* What the task requires *
Provide an exact copy of the data, excluding the images.

Extracted data entries:
+ + + +

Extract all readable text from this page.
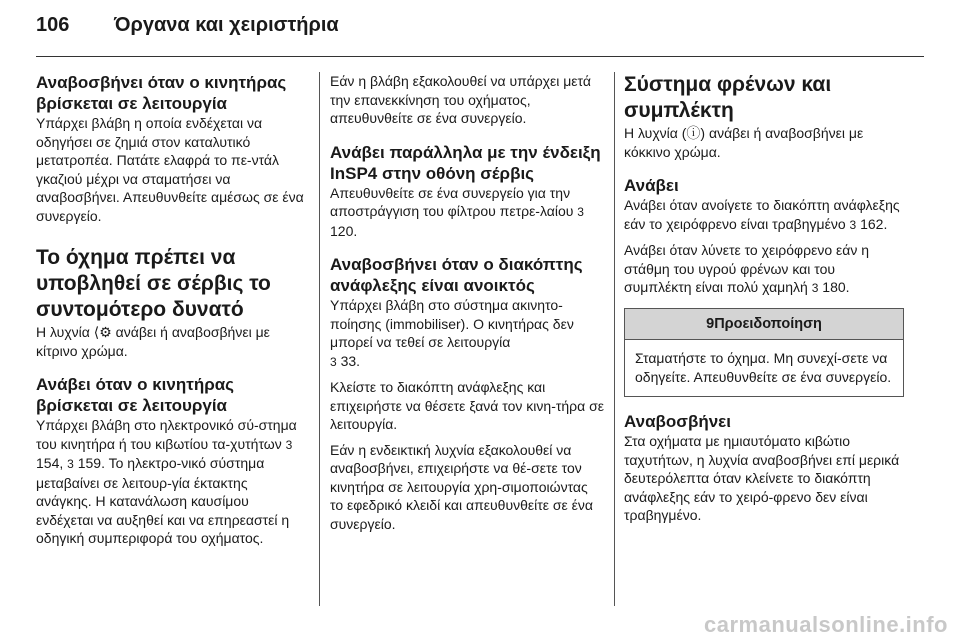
106	Όργανα και χειριστήρια
Αναβοσβήνει όταν ο κινητήρας βρίσκεται σε λειτουργία

Υπάρχει βλάβη η οποία ενδέχεται να οδηγήσει σε ζημιά στον καταλυτικό μετατροπέα. Πατάτε ελαφρά το πε-ντάλ γκαζιού μέχρι να σταματήσει να αναβοσβήνει. Απευθυνθείτε αμέσως σε ένα συνεργείο.

Το όχημα πρέπει να υποβληθεί σε σέρβις το συντομότερο δυνατό

Η λυχνία ⟨⚙ ανάβει ή αναβοσβήνει με κίτρινο χρώμα.

Ανάβει όταν ο κινητήρας βρίσκεται σε λειτουργία

Υπάρχει βλάβη στο ηλεκτρονικό σύ-στημα του κινητήρα ή του κιβωτίου τα-χυτήτων 3 154, 3 159. Το ηλεκτρο-νικό σύστημα μεταβαίνει σε λειτουρ-γία έκτακτης ανάγκης. Η κατανάλωση καυσίμου ενδέχεται να αυξηθεί και να επηρεαστεί η οδηγική συμπεριφορά του οχήματος.

Εάν η βλάβη εξακολουθεί να υπάρχει μετά την επανεκκίνηση του οχήματος, απευθυνθείτε σε ένα συνεργείο.

Ανάβει παράλληλα με την ένδειξη InSP4 στην οθόνη σέρβις

Απευθυνθείτε σε ένα συνεργείο για την αποστράγγιση του φίλτρου πετρε-λαίου 3 120.

Αναβοσβήνει όταν ο διακόπτης ανάφλεξης είναι ανοικτός

Υπάρχει βλάβη στο σύστημα ακινητο-ποίησης (immobiliser). Ο κινητήρας δεν μπορεί να τεθεί σε λειτουργία
3 33.

Κλείστε το διακόπτη ανάφλεξης και επιχειρήστε να θέσετε ξανά τον κινη-τήρα σε λειτουργία.

Εάν η ενδεικτική λυχνία εξακολουθεί να αναβοσβήνει, επιχειρήστε να θέ-σετε τον κινητήρα σε λειτουργία χρη-σιμοποιώντας το εφεδρικό κλειδί και απευθυνθείτε σε ένα συνεργείο.

Σύστημα φρένων και συμπλέκτη

Η λυχνία (ⓘ) ανάβει ή αναβοσβήνει με κόκκινο χρώμα.

Ανάβει

Ανάβει όταν ανοίγετε το διακόπτη ανάφλεξης εάν το χειρόφρενο είναι τραβηγμένο 3 162.

Ανάβει όταν λύνετε το χειρόφρενο εάν η στάθμη του υγρού φρένων και του συμπλέκτη είναι πολύ χαμηλή 3 180.

9Προειδοποίηση
Σταματήστε το όχημα. Μη συνεχί-σετε να οδηγείτε. Απευθυνθείτε σε ένα συνεργείο.
Αναβοσβήνει

Στα οχήματα με ημιαυτόματο κιβώτιο ταχυτήτων, η λυχνία αναβοσβήνει επί μερικά δευτερόλεπτα όταν κλείνετε το διακόπτη ανάφλεξης εάν το χειρό-φρενο δεν είναι τραβηγμένο.

carmanualsonline.info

+ + + +

* Response *
Extract all readable text from this page.
106	Όργανα και χειριστήρια
Αναβοσβήνει όταν ο κινητήρας βρίσκεται σε λειτουργία

Υπάρχει βλάβη η οποία ενδέχεται να οδηγήσει σε ζημιά στον καταλυτικό μετατροπέα. Πατάτε ελαφρά το πε-ντάλ γκαζιού μέχρι να σταματήσει να αναβοσβήνει. Απευθυνθείτε αμέσως σε ένα συνεργείο.

Το όχημα πρέπει να υποβληθεί σε σέρβις το συντομότερο δυνατό

Η λυχνία ⟨⚙ ανάβει ή αναβοσβήνει με κίτρινο χρώμα.

Ανάβει όταν ο κινητήρας βρίσκεται σε λειτουργία

Υπάρχει βλάβη στο ηλεκτρονικό σύ-στημα του κινητήρα ή του κιβωτίου τα-χυτήτων 3 154, 3 159. Το ηλεκτρο-νικό σύστημα μεταβαίνει σε λειτουρ-γία έκτακτης ανάγκης. Η κατανάλωση καυσίμου ενδέχεται να αυξηθεί και να επηρεαστεί η οδηγική συμπεριφορά του οχήματος.

Εάν η βλάβη εξακολουθεί να υπάρχει μετά την επανεκκίνηση του οχήματος, απευθυνθείτε σε ένα συνεργείο.

Ανάβει παράλληλα με την ένδειξη InSP4 στην οθόνη σέρβις

Απευθυνθείτε σε ένα συνεργείο για την αποστράγγιση του φίλτρου πετρε-λαίου 3 120.

Αναβοσβήνει όταν ο διακόπτης ανάφλεξης είναι ανοικτός

Υπάρχει βλάβη στο σύστημα ακινητο-ποίησης (immobiliser). Ο κινητήρας δεν μπορεί να τεθεί σε λειτουργία
3 33.

Κλείστε το διακόπτη ανάφλεξης και επιχειρήστε να θέσετε ξανά τον κινη-τήρα σε λειτουργία.

Εάν η ενδεικτική λυχνία εξακολουθεί να αναβοσβήνει, επιχειρήστε να θέ-σετε τον κινητήρα σε λειτουργία χρη-σιμοποιώντας το εφεδρικό κλειδί και απευθυνθείτε σε ένα συνεργείο.

Σύστημα φρένων και συμπλέκτη

Η λυχνία (ⓘ) ανάβει ή αναβοσβήνει με κόκκινο χρώμα.

Ανάβει

Ανάβει όταν ανοίγετε το διακόπτη ανάφλεξης εάν το χειρόφρενο είναι τραβηγμένο 3 162.

Ανάβει όταν λύνετε το χειρόφρενο εάν η στάθμη του υγρού φρένων και του συμπλέκτη είναι πολύ χαμηλή 3 180.

9Προειδοποίηση
Σταματήστε το όχημα. Μη συνεχί-σετε να οδηγείτε. Απευθυνθείτε σε ένα συνεργείο.
Αναβοσβήνει

Στα οχήματα με ημιαυτόματο κιβώτιο ταχυτήτων, η λυχνία αναβοσβήνει επί μερικά δευτερόλεπτα όταν κλείνετε το διακόπτη ανάφλεξης εάν το χειρό-φρενο δεν είναι τραβηγμένο.

carmanualsonline.info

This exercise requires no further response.